**Aim of the exercise:**
The reply must consist of the complete listing, reproduced exactly, with no images included.
*** Opening of The data ***
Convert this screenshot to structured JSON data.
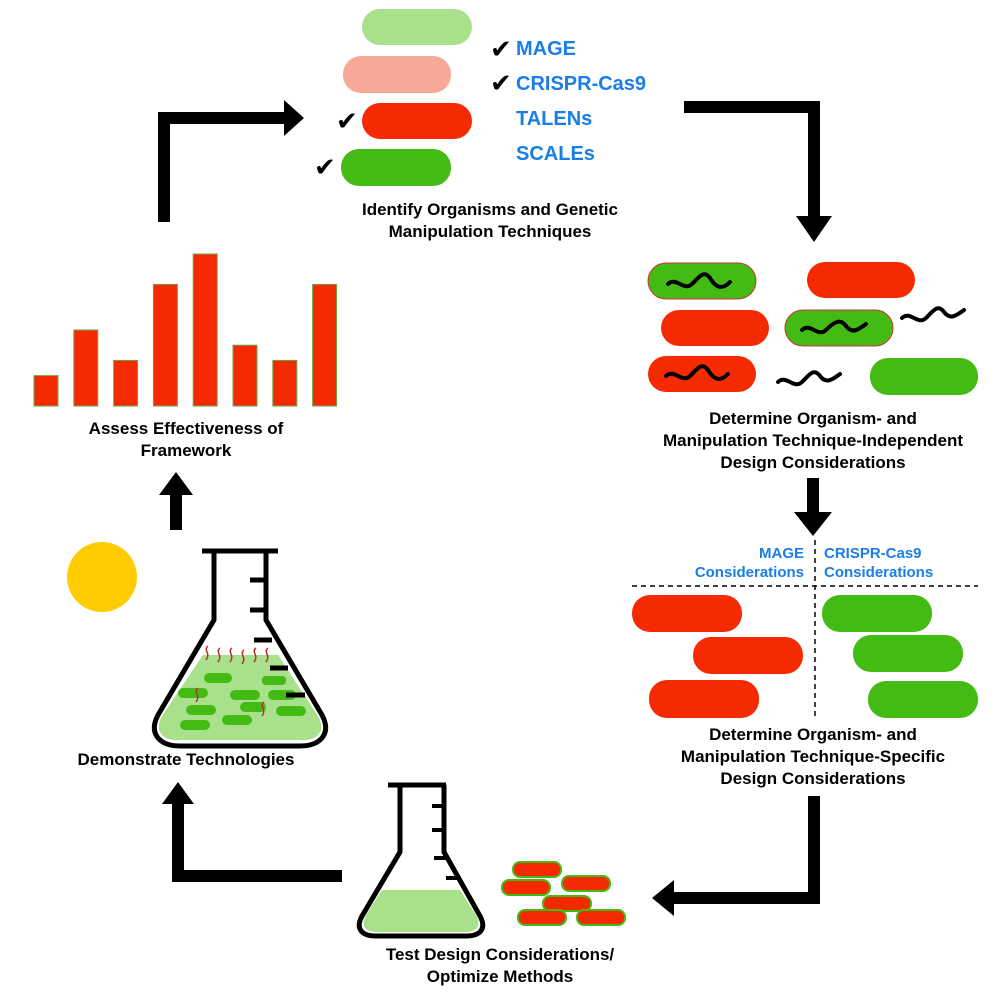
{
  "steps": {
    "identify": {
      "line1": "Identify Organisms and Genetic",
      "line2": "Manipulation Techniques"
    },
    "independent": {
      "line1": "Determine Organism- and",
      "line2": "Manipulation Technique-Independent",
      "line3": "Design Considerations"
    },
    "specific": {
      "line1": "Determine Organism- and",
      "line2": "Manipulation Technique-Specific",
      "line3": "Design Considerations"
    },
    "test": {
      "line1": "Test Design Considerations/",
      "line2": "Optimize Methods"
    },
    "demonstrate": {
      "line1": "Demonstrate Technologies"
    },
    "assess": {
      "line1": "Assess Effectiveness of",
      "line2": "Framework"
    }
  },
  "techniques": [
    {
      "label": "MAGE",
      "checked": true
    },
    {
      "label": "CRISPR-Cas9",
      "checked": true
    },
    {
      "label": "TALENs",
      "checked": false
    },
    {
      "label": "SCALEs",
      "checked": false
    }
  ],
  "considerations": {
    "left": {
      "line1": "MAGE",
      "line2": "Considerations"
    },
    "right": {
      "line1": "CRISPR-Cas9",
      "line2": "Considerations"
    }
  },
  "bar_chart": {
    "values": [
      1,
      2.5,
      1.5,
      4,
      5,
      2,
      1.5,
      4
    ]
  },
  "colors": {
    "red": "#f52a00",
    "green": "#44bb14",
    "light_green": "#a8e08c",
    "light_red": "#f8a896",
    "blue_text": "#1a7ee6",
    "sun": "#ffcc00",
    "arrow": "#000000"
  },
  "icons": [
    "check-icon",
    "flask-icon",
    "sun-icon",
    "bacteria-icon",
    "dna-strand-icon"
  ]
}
*** Close of The data ***
**Written answer:**
Convert this screenshot to structured JSON data.
{
  "steps": {
    "identify": {
      "line1": "Identify Organisms and Genetic",
      "line2": "Manipulation Techniques"
    },
    "independent": {
      "line1": "Determine Organism- and",
      "line2": "Manipulation Technique-Independent",
      "line3": "Design Considerations"
    },
    "specific": {
      "line1": "Determine Organism- and",
      "line2": "Manipulation Technique-Specific",
      "line3": "Design Considerations"
    },
    "test": {
      "line1": "Test Design Considerations/",
      "line2": "Optimize Methods"
    },
    "demonstrate": {
      "line1": "Demonstrate Technologies"
    },
    "assess": {
      "line1": "Assess Effectiveness of",
      "line2": "Framework"
    }
  },
  "techniques": [
    {
      "label": "MAGE",
      "checked": true
    },
    {
      "label": "CRISPR-Cas9",
      "checked": true
    },
    {
      "label": "TALENs",
      "checked": false
    },
    {
      "label": "SCALEs",
      "checked": false
    }
  ],
  "considerations": {
    "left": {
      "line1": "MAGE",
      "line2": "Considerations"
    },
    "right": {
      "line1": "CRISPR-Cas9",
      "line2": "Considerations"
    }
  },
  "bar_chart": {
    "values": [
      1,
      2.5,
      1.5,
      4,
      5,
      2,
      1.5,
      4
    ]
  },
  "colors": {
    "red": "#f52a00",
    "green": "#44bb14",
    "light_green": "#a8e08c",
    "light_red": "#f8a896",
    "blue_text": "#1a7ee6",
    "sun": "#ffcc00",
    "arrow": "#000000"
  },
  "icons": [
    "check-icon",
    "flask-icon",
    "sun-icon",
    "bacteria-icon",
    "dna-strand-icon"
  ]
}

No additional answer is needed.